## [Written problem]
Give the number of lines that contain the string "yang", and nothing else.
>> Start Source records
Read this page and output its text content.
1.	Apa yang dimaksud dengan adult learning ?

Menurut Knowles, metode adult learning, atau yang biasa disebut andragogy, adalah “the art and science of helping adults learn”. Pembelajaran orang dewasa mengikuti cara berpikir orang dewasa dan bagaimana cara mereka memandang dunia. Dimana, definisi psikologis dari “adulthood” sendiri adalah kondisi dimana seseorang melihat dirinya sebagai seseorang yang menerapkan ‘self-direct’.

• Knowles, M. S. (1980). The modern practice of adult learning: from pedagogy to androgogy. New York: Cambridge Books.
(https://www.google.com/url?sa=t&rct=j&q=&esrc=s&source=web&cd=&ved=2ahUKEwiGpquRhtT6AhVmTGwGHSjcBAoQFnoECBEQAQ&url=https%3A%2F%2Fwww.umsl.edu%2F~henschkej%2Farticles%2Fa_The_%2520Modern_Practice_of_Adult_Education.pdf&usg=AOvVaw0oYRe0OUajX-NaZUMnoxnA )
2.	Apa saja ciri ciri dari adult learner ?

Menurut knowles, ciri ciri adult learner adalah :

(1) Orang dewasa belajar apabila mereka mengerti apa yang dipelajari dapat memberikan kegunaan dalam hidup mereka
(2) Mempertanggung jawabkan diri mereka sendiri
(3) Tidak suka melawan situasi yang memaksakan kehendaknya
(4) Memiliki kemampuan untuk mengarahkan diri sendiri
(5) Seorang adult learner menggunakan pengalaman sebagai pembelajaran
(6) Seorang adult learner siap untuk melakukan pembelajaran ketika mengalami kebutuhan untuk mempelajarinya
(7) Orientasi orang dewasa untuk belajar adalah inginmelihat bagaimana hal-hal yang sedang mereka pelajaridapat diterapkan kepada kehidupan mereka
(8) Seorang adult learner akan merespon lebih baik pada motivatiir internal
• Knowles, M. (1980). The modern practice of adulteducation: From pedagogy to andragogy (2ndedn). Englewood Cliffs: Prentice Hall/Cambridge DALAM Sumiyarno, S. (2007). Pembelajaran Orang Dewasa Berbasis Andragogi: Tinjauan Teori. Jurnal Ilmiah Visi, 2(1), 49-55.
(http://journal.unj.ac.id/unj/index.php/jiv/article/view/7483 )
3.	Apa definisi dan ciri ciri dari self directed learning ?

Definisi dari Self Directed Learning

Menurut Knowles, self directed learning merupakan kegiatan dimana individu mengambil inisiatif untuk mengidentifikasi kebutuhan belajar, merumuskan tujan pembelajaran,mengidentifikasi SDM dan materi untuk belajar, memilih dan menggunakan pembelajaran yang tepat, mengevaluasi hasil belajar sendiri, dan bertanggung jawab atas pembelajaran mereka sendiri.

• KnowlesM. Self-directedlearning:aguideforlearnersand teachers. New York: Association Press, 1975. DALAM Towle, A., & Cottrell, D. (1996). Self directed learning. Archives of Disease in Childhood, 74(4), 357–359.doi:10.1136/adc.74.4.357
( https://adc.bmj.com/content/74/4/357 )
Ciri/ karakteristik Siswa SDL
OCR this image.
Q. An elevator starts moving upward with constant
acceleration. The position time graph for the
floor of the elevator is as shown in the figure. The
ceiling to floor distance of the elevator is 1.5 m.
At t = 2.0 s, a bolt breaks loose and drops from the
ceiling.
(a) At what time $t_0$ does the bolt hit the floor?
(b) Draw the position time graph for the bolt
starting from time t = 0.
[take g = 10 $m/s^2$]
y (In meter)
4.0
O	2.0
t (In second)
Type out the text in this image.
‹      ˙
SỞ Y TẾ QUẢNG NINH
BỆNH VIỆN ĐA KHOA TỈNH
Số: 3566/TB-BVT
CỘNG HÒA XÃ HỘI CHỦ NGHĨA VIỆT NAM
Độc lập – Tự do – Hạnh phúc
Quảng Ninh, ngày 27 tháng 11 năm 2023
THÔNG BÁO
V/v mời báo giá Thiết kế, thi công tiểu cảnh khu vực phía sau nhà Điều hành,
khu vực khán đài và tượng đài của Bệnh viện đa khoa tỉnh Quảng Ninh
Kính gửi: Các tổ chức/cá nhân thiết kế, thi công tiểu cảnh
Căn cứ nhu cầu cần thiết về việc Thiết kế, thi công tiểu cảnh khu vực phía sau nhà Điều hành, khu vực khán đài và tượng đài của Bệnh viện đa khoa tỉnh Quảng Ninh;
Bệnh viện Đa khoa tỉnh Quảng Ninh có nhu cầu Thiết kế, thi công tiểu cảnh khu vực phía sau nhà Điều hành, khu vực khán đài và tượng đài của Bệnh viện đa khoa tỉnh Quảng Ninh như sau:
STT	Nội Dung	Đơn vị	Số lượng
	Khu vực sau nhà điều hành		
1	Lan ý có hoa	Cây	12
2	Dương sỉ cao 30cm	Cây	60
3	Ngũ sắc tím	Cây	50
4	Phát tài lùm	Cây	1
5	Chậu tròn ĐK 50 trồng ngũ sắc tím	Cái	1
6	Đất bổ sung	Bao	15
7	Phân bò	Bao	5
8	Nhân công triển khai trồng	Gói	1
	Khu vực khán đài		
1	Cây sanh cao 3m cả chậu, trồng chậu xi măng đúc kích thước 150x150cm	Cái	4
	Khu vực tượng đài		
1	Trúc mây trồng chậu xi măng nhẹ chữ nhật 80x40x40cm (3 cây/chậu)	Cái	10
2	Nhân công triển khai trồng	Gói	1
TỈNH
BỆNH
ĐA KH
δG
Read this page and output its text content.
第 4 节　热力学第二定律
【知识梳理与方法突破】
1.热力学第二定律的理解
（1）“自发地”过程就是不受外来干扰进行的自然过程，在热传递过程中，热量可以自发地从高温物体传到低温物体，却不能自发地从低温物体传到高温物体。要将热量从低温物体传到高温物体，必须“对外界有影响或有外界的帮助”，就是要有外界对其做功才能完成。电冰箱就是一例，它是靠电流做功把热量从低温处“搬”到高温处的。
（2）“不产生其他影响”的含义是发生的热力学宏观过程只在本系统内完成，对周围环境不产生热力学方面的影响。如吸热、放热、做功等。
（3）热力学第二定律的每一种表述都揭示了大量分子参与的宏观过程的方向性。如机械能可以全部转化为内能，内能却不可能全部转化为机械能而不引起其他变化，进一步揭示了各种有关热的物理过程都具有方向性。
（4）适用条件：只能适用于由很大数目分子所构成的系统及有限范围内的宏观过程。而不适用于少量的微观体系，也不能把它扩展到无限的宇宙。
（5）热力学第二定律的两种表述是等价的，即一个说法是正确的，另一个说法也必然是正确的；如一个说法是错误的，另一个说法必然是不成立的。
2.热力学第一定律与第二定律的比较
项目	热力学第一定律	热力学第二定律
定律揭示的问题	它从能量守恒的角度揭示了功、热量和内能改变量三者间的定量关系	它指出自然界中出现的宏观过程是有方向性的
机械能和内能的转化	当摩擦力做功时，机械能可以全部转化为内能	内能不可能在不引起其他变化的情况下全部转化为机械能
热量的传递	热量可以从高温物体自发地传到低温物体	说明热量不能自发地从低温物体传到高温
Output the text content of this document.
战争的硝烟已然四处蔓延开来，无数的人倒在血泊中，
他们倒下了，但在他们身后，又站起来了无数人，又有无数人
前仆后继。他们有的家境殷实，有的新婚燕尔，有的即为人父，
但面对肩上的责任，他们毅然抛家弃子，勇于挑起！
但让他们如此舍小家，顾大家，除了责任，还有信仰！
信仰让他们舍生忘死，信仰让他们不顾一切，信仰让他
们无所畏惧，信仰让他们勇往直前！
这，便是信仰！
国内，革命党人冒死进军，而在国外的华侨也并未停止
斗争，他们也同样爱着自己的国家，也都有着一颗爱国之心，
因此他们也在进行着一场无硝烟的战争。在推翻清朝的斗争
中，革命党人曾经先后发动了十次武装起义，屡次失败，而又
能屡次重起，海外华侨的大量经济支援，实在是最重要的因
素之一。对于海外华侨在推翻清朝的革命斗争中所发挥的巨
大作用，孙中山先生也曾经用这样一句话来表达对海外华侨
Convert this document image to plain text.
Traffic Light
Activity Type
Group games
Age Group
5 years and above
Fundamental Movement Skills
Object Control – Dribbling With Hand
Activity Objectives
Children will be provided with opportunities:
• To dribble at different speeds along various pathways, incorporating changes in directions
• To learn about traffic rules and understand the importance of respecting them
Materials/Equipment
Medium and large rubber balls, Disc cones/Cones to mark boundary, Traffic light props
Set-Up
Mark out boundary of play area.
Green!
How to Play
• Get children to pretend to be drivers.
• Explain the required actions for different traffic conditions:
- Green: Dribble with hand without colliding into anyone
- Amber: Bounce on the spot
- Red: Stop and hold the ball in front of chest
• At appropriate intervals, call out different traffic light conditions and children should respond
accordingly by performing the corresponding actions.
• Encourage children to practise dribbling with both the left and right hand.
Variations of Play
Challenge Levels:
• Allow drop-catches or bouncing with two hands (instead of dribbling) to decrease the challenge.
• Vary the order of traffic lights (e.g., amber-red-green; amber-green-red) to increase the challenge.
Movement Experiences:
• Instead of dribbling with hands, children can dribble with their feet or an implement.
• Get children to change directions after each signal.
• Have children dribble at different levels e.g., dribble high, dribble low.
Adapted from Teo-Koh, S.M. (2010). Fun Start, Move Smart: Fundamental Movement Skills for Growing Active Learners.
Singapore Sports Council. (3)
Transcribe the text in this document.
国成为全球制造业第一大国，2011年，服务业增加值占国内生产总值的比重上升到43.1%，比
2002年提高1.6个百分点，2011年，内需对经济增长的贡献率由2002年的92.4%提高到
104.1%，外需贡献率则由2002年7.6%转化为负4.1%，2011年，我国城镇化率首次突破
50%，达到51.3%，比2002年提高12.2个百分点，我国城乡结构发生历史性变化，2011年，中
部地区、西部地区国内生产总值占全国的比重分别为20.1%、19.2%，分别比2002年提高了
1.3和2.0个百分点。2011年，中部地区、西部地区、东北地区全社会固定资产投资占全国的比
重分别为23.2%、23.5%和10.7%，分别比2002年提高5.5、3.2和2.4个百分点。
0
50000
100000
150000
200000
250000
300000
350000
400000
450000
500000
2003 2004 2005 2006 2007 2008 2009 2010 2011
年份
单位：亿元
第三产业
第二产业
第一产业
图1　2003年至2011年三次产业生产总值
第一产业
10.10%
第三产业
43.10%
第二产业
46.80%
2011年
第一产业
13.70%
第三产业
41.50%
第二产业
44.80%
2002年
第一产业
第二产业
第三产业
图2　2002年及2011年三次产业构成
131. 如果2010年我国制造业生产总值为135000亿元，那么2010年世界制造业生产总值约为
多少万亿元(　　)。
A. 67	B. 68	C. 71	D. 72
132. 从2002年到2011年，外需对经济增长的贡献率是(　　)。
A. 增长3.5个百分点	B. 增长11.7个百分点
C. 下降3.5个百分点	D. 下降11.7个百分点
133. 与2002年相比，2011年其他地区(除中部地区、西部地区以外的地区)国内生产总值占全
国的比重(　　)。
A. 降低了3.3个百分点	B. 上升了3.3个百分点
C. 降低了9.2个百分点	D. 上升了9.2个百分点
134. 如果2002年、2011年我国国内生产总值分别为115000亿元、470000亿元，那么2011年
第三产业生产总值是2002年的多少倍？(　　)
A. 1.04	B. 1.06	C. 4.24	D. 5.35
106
>> End Source records
## [Answer]
6